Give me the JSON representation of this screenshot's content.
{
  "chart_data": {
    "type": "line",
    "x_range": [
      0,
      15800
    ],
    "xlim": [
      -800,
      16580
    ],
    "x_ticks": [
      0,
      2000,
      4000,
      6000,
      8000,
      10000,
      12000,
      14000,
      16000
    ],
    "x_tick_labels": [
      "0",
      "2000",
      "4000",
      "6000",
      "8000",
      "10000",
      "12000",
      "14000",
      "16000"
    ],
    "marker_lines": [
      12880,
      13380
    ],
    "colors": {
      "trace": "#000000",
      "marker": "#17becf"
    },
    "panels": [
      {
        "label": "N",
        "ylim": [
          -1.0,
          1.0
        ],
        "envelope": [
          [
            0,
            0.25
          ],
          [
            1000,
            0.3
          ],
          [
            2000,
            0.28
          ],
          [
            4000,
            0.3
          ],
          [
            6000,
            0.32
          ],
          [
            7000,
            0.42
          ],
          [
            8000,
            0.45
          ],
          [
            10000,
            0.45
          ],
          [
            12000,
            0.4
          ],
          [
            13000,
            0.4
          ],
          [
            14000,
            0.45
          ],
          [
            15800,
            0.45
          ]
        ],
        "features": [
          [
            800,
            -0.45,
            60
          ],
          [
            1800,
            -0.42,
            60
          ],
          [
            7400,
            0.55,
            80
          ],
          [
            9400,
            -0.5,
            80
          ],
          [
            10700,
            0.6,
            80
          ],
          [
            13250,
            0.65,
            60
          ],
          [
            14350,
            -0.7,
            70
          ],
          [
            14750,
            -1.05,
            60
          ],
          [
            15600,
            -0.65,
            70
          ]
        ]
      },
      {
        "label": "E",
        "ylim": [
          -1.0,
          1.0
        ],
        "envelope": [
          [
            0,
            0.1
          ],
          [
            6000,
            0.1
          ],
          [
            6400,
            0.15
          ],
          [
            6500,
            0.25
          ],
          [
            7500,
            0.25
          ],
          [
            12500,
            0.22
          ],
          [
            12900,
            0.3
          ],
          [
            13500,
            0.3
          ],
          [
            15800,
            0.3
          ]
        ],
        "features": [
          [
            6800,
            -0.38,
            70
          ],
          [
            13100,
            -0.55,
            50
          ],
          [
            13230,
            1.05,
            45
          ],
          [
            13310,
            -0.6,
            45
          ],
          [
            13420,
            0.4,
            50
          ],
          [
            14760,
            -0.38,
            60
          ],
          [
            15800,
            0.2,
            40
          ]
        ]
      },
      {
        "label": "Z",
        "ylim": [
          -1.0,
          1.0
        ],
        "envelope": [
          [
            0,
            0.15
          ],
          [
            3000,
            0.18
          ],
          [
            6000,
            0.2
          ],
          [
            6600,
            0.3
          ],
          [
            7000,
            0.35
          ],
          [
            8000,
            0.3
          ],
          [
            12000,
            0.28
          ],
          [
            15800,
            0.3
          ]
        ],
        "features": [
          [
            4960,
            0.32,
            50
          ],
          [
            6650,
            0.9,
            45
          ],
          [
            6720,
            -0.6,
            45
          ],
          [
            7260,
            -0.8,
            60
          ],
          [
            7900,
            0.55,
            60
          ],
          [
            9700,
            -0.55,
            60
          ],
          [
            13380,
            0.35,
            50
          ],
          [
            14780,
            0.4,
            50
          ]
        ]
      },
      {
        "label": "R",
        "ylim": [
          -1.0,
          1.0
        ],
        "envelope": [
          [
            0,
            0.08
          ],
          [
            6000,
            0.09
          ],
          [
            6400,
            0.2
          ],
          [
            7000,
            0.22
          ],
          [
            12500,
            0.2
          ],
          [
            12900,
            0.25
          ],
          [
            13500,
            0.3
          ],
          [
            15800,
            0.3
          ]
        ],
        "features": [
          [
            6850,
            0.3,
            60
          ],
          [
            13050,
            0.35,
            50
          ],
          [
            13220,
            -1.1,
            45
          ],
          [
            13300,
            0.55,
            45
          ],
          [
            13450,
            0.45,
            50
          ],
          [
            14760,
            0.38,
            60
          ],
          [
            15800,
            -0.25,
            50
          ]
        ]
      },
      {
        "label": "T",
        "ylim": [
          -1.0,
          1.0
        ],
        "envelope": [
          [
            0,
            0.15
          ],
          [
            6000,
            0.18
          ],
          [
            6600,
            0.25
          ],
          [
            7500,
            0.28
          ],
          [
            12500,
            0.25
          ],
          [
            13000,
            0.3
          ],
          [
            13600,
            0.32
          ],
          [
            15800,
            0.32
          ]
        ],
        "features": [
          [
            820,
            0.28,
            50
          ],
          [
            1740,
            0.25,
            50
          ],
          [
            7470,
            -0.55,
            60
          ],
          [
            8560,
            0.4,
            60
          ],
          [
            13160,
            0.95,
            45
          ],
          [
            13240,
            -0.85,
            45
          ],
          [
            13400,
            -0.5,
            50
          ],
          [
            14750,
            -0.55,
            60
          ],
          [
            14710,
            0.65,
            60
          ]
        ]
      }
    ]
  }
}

DIRECTION: Transcribe all of the material exactly. Omit nothing.

ANSWER IN FULL:
Give me the JSON representation of this screenshot's content.
{
  "chart_data": {
    "type": "line",
    "x_range": [
      0,
      15800
    ],
    "xlim": [
      -800,
      16580
    ],
    "x_ticks": [
      0,
      2000,
      4000,
      6000,
      8000,
      10000,
      12000,
      14000,
      16000
    ],
    "x_tick_labels": [
      "0",
      "2000",
      "4000",
      "6000",
      "8000",
      "10000",
      "12000",
      "14000",
      "16000"
    ],
    "marker_lines": [
      12880,
      13380
    ],
    "colors": {
      "trace": "#000000",
      "marker": "#17becf"
    },
    "panels": [
      {
        "label": "N",
        "ylim": [
          -1.0,
          1.0
        ],
        "envelope": [
          [
            0,
            0.25
          ],
          [
            1000,
            0.3
          ],
          [
            2000,
            0.28
          ],
          [
            4000,
            0.3
          ],
          [
            6000,
            0.32
          ],
          [
            7000,
            0.42
          ],
          [
            8000,
            0.45
          ],
          [
            10000,
            0.45
          ],
          [
            12000,
            0.4
          ],
          [
            13000,
            0.4
          ],
          [
            14000,
            0.45
          ],
          [
            15800,
            0.45
          ]
        ],
        "features": [
          [
            800,
            -0.45,
            60
          ],
          [
            1800,
            -0.42,
            60
          ],
          [
            7400,
            0.55,
            80
          ],
          [
            9400,
            -0.5,
            80
          ],
          [
            10700,
            0.6,
            80
          ],
          [
            13250,
            0.65,
            60
          ],
          [
            14350,
            -0.7,
            70
          ],
          [
            14750,
            -1.05,
            60
          ],
          [
            15600,
            -0.65,
            70
          ]
        ]
      },
      {
        "label": "E",
        "ylim": [
          -1.0,
          1.0
        ],
        "envelope": [
          [
            0,
            0.1
          ],
          [
            6000,
            0.1
          ],
          [
            6400,
            0.15
          ],
          [
            6500,
            0.25
          ],
          [
            7500,
            0.25
          ],
          [
            12500,
            0.22
          ],
          [
            12900,
            0.3
          ],
          [
            13500,
            0.3
          ],
          [
            15800,
            0.3
          ]
        ],
        "features": [
          [
            6800,
            -0.38,
            70
          ],
          [
            13100,
            -0.55,
            50
          ],
          [
            13230,
            1.05,
            45
          ],
          [
            13310,
            -0.6,
            45
          ],
          [
            13420,
            0.4,
            50
          ],
          [
            14760,
            -0.38,
            60
          ],
          [
            15800,
            0.2,
            40
          ]
        ]
      },
      {
        "label": "Z",
        "ylim": [
          -1.0,
          1.0
        ],
        "envelope": [
          [
            0,
            0.15
          ],
          [
            3000,
            0.18
          ],
          [
            6000,
            0.2
          ],
          [
            6600,
            0.3
          ],
          [
            7000,
            0.35
          ],
          [
            8000,
            0.3
          ],
          [
            12000,
            0.28
          ],
          [
            15800,
            0.3
          ]
        ],
        "features": [
          [
            4960,
            0.32,
            50
          ],
          [
            6650,
            0.9,
            45
          ],
          [
            6720,
            -0.6,
            45
          ],
          [
            7260,
            -0.8,
            60
          ],
          [
            7900,
            0.55,
            60
          ],
          [
            9700,
            -0.55,
            60
          ],
          [
            13380,
            0.35,
            50
          ],
          [
            14780,
            0.4,
            50
          ]
        ]
      },
      {
        "label": "R",
        "ylim": [
          -1.0,
          1.0
        ],
        "envelope": [
          [
            0,
            0.08
          ],
          [
            6000,
            0.09
          ],
          [
            6400,
            0.2
          ],
          [
            7000,
            0.22
          ],
          [
            12500,
            0.2
          ],
          [
            12900,
            0.25
          ],
          [
            13500,
            0.3
          ],
          [
            15800,
            0.3
          ]
        ],
        "features": [
          [
            6850,
            0.3,
            60
          ],
          [
            13050,
            0.35,
            50
          ],
          [
            13220,
            -1.1,
            45
          ],
          [
            13300,
            0.55,
            45
          ],
          [
            13450,
            0.45,
            50
          ],
          [
            14760,
            0.38,
            60
          ],
          [
            15800,
            -0.25,
            50
          ]
        ]
      },
      {
        "label": "T",
        "ylim": [
          -1.0,
          1.0
        ],
        "envelope": [
          [
            0,
            0.15
          ],
          [
            6000,
            0.18
          ],
          [
            6600,
            0.25
          ],
          [
            7500,
            0.28
          ],
          [
            12500,
            0.25
          ],
          [
            13000,
            0.3
          ],
          [
            13600,
            0.32
          ],
          [
            15800,
            0.32
          ]
        ],
        "features": [
          [
            820,
            0.28,
            50
          ],
          [
            1740,
            0.25,
            50
          ],
          [
            7470,
            -0.55,
            60
          ],
          [
            8560,
            0.4,
            60
          ],
          [
            13160,
            0.95,
            45
          ],
          [
            13240,
            -0.85,
            45
          ],
          [
            13400,
            -0.5,
            50
          ],
          [
            14750,
            -0.55,
            60
          ],
          [
            14710,
            0.65,
            60
          ]
        ]
      }
    ]
  }
}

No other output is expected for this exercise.